● DIRECTIONS
Repeat the entire listing exactly.

● GIVEN DATA
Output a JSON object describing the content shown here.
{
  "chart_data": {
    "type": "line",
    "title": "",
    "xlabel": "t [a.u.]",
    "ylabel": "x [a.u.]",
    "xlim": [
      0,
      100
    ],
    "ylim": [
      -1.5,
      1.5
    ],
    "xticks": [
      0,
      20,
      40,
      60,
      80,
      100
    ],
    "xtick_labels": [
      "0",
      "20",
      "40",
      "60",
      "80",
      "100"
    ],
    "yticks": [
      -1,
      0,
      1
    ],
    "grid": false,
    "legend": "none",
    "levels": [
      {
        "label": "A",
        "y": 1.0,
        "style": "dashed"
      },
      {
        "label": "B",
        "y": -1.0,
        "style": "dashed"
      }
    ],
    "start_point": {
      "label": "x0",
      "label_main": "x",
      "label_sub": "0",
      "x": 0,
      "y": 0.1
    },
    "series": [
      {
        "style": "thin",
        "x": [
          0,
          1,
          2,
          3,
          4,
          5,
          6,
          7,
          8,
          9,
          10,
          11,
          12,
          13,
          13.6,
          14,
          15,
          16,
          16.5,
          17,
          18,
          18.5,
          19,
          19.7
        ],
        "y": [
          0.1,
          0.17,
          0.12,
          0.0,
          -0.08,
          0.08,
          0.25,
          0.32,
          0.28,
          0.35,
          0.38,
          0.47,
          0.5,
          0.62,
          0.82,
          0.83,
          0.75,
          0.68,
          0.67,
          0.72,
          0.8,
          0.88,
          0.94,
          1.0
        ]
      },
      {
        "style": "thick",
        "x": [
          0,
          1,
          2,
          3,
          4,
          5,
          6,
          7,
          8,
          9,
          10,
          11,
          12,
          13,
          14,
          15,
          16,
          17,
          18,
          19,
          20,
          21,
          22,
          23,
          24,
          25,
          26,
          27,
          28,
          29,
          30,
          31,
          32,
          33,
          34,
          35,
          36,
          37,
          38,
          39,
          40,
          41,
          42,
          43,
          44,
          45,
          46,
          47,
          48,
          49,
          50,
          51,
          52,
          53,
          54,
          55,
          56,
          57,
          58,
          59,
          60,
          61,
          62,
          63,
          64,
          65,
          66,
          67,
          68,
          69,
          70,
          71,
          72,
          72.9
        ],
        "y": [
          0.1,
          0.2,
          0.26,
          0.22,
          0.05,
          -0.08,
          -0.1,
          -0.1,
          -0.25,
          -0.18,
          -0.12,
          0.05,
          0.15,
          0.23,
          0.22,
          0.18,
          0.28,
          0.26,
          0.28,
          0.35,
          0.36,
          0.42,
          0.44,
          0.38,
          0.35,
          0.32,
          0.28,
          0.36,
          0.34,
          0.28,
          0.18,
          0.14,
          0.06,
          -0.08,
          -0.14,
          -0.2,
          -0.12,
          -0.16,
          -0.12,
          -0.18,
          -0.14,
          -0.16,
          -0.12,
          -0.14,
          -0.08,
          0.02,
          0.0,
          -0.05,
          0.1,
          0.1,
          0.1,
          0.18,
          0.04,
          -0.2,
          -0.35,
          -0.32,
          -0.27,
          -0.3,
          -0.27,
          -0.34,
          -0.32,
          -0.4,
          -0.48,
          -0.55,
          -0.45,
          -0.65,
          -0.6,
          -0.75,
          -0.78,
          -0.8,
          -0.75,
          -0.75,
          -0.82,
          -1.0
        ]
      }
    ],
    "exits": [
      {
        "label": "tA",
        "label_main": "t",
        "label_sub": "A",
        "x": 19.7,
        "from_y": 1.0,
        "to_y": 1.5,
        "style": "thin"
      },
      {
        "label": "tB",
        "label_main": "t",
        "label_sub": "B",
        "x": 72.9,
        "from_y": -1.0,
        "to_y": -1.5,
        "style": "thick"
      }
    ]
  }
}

● CORRECT ANSWER
Output a JSON object describing the content shown here.
{
  "chart_data": {
    "type": "line",
    "title": "",
    "xlabel": "t [a.u.]",
    "ylabel": "x [a.u.]",
    "xlim": [
      0,
      100
    ],
    "ylim": [
      -1.5,
      1.5
    ],
    "xticks": [
      0,
      20,
      40,
      60,
      80,
      100
    ],
    "xtick_labels": [
      "0",
      "20",
      "40",
      "60",
      "80",
      "100"
    ],
    "yticks": [
      -1,
      0,
      1
    ],
    "grid": false,
    "legend": "none",
    "levels": [
      {
        "label": "A",
        "y": 1.0,
        "style": "dashed"
      },
      {
        "label": "B",
        "y": -1.0,
        "style": "dashed"
      }
    ],
    "start_point": {
      "label": "x0",
      "label_main": "x",
      "label_sub": "0",
      "x": 0,
      "y": 0.1
    },
    "series": [
      {
        "style": "thin",
        "x": [
          0,
          1,
          2,
          3,
          4,
          5,
          6,
          7,
          8,
          9,
          10,
          11,
          12,
          13,
          13.6,
          14,
          15,
          16,
          16.5,
          17,
          18,
          18.5,
          19,
          19.7
        ],
        "y": [
          0.1,
          0.17,
          0.12,
          0.0,
          -0.08,
          0.08,
          0.25,
          0.32,
          0.28,
          0.35,
          0.38,
          0.47,
          0.5,
          0.62,
          0.82,
          0.83,
          0.75,
          0.68,
          0.67,
          0.72,
          0.8,
          0.88,
          0.94,
          1.0
        ]
      },
      {
        "style": "thick",
        "x": [
          0,
          1,
          2,
          3,
          4,
          5,
          6,
          7,
          8,
          9,
          10,
          11,
          12,
          13,
          14,
          15,
          16,
          17,
          18,
          19,
          20,
          21,
          22,
          23,
          24,
          25,
          26,
          27,
          28,
          29,
          30,
          31,
          32,
          33,
          34,
          35,
          36,
          37,
          38,
          39,
          40,
          41,
          42,
          43,
          44,
          45,
          46,
          47,
          48,
          49,
          50,
          51,
          52,
          53,
          54,
          55,
          56,
          57,
          58,
          59,
          60,
          61,
          62,
          63,
          64,
          65,
          66,
          67,
          68,
          69,
          70,
          71,
          72,
          72.9
        ],
        "y": [
          0.1,
          0.2,
          0.26,
          0.22,
          0.05,
          -0.08,
          -0.1,
          -0.1,
          -0.25,
          -0.18,
          -0.12,
          0.05,
          0.15,
          0.23,
          0.22,
          0.18,
          0.28,
          0.26,
          0.28,
          0.35,
          0.36,
          0.42,
          0.44,
          0.38,
          0.35,
          0.32,
          0.28,
          0.36,
          0.34,
          0.28,
          0.18,
          0.14,
          0.06,
          -0.08,
          -0.14,
          -0.2,
          -0.12,
          -0.16,
          -0.12,
          -0.18,
          -0.14,
          -0.16,
          -0.12,
          -0.14,
          -0.08,
          0.02,
          0.0,
          -0.05,
          0.1,
          0.1,
          0.1,
          0.18,
          0.04,
          -0.2,
          -0.35,
          -0.32,
          -0.27,
          -0.3,
          -0.27,
          -0.34,
          -0.32,
          -0.4,
          -0.48,
          -0.55,
          -0.45,
          -0.65,
          -0.6,
          -0.75,
          -0.78,
          -0.8,
          -0.75,
          -0.75,
          -0.82,
          -1.0
        ]
      }
    ],
    "exits": [
      {
        "label": "tA",
        "label_main": "t",
        "label_sub": "A",
        "x": 19.7,
        "from_y": 1.0,
        "to_y": 1.5,
        "style": "thin"
      },
      {
        "label": "tB",
        "label_main": "t",
        "label_sub": "B",
        "x": 72.9,
        "from_y": -1.0,
        "to_y": -1.5,
        "style": "thick"
      }
    ]
  }
}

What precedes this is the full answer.